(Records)
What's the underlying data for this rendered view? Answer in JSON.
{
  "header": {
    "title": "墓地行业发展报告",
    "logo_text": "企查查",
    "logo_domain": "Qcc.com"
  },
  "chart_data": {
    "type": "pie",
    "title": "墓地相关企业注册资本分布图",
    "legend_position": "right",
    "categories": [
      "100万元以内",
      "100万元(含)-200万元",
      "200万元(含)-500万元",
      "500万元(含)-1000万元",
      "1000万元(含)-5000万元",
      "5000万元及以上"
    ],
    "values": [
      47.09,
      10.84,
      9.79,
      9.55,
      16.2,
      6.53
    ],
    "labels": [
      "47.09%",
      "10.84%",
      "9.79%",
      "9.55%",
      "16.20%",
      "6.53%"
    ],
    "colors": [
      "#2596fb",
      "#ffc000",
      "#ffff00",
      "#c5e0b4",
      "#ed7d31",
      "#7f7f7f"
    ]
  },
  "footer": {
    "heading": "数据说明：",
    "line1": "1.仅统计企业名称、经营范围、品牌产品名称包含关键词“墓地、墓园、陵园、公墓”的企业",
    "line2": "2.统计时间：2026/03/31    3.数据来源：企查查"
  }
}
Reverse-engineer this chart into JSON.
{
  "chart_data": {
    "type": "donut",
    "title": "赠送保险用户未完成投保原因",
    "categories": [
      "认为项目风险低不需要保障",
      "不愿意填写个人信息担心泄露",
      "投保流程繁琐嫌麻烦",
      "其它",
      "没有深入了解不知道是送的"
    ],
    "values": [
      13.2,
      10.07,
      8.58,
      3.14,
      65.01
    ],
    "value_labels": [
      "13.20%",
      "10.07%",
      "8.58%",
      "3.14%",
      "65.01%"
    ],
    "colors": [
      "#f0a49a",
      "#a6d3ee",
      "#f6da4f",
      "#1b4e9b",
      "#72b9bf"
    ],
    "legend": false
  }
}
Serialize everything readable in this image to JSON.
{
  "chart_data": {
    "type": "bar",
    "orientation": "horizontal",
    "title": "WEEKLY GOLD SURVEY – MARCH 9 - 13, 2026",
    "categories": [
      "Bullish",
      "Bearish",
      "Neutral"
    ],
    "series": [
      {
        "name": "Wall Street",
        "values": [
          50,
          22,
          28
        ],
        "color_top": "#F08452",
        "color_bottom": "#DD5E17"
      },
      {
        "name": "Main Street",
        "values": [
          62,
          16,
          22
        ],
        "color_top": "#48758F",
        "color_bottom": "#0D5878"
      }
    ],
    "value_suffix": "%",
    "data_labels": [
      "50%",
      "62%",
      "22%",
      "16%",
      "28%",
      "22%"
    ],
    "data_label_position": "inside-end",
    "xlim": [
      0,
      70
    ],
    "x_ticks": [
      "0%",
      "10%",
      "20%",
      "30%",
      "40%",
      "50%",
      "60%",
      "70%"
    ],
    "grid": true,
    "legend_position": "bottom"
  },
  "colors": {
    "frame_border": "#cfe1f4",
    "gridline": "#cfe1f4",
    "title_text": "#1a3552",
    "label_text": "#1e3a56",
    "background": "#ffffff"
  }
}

*STATED PROBLEM*
Repeat the listing exactly, from its first line to its last.

*THE OUTPUT*
What's the underlying data for this rendered view? Answer in JSON.
{
  "header": {
    "title": "墓地行业发展报告",
    "logo_text": "企查查",
    "logo_domain": "Qcc.com"
  },
  "chart_data": {
    "type": "pie",
    "title": "墓地相关企业注册资本分布图",
    "legend_position": "right",
    "categories": [
      "100万元以内",
      "100万元(含)-200万元",
      "200万元(含)-500万元",
      "500万元(含)-1000万元",
      "1000万元(含)-5000万元",
      "5000万元及以上"
    ],
    "values": [
      47.09,
      10.84,
      9.79,
      9.55,
      16.2,
      6.53
    ],
    "labels": [
      "47.09%",
      "10.84%",
      "9.79%",
      "9.55%",
      "16.20%",
      "6.53%"
    ],
    "colors": [
      "#2596fb",
      "#ffc000",
      "#ffff00",
      "#c5e0b4",
      "#ed7d31",
      "#7f7f7f"
    ]
  },
  "footer": {
    "heading": "数据说明：",
    "line1": "1.仅统计企业名称、经营范围、品牌产品名称包含关键词“墓地、墓园、陵园、公墓”的企业",
    "line2": "2.统计时间：2026/03/31    3.数据来源：企查查"
  }
}
Reverse-engineer this chart into JSON.
{
  "chart_data": {
    "type": "donut",
    "title": "赠送保险用户未完成投保原因",
    "categories": [
      "认为项目风险低不需要保障",
      "不愿意填写个人信息担心泄露",
      "投保流程繁琐嫌麻烦",
      "其它",
      "没有深入了解不知道是送的"
    ],
    "values": [
      13.2,
      10.07,
      8.58,
      3.14,
      65.01
    ],
    "value_labels": [
      "13.20%",
      "10.07%",
      "8.58%",
      "3.14%",
      "65.01%"
    ],
    "colors": [
      "#f0a49a",
      "#a6d3ee",
      "#f6da4f",
      "#1b4e9b",
      "#72b9bf"
    ],
    "legend": false
  }
}
Serialize everything readable in this image to JSON.
{
  "chart_data": {
    "type": "bar",
    "orientation": "horizontal",
    "title": "WEEKLY GOLD SURVEY – MARCH 9 - 13, 2026",
    "categories": [
      "Bullish",
      "Bearish",
      "Neutral"
    ],
    "series": [
      {
        "name": "Wall Street",
        "values": [
          50,
          22,
          28
        ],
        "color_top": "#F08452",
        "color_bottom": "#DD5E17"
      },
      {
        "name": "Main Street",
        "values": [
          62,
          16,
          22
        ],
        "color_top": "#48758F",
        "color_bottom": "#0D5878"
      }
    ],
    "value_suffix": "%",
    "data_labels": [
      "50%",
      "62%",
      "22%",
      "16%",
      "28%",
      "22%"
    ],
    "data_label_position": "inside-end",
    "xlim": [
      0,
      70
    ],
    "x_ticks": [
      "0%",
      "10%",
      "20%",
      "30%",
      "40%",
      "50%",
      "60%",
      "70%"
    ],
    "grid": true,
    "legend_position": "bottom"
  },
  "colors": {
    "frame_border": "#cfe1f4",
    "gridline": "#cfe1f4",
    "title_text": "#1a3552",
    "label_text": "#1e3a56",
    "background": "#ffffff"
  }
}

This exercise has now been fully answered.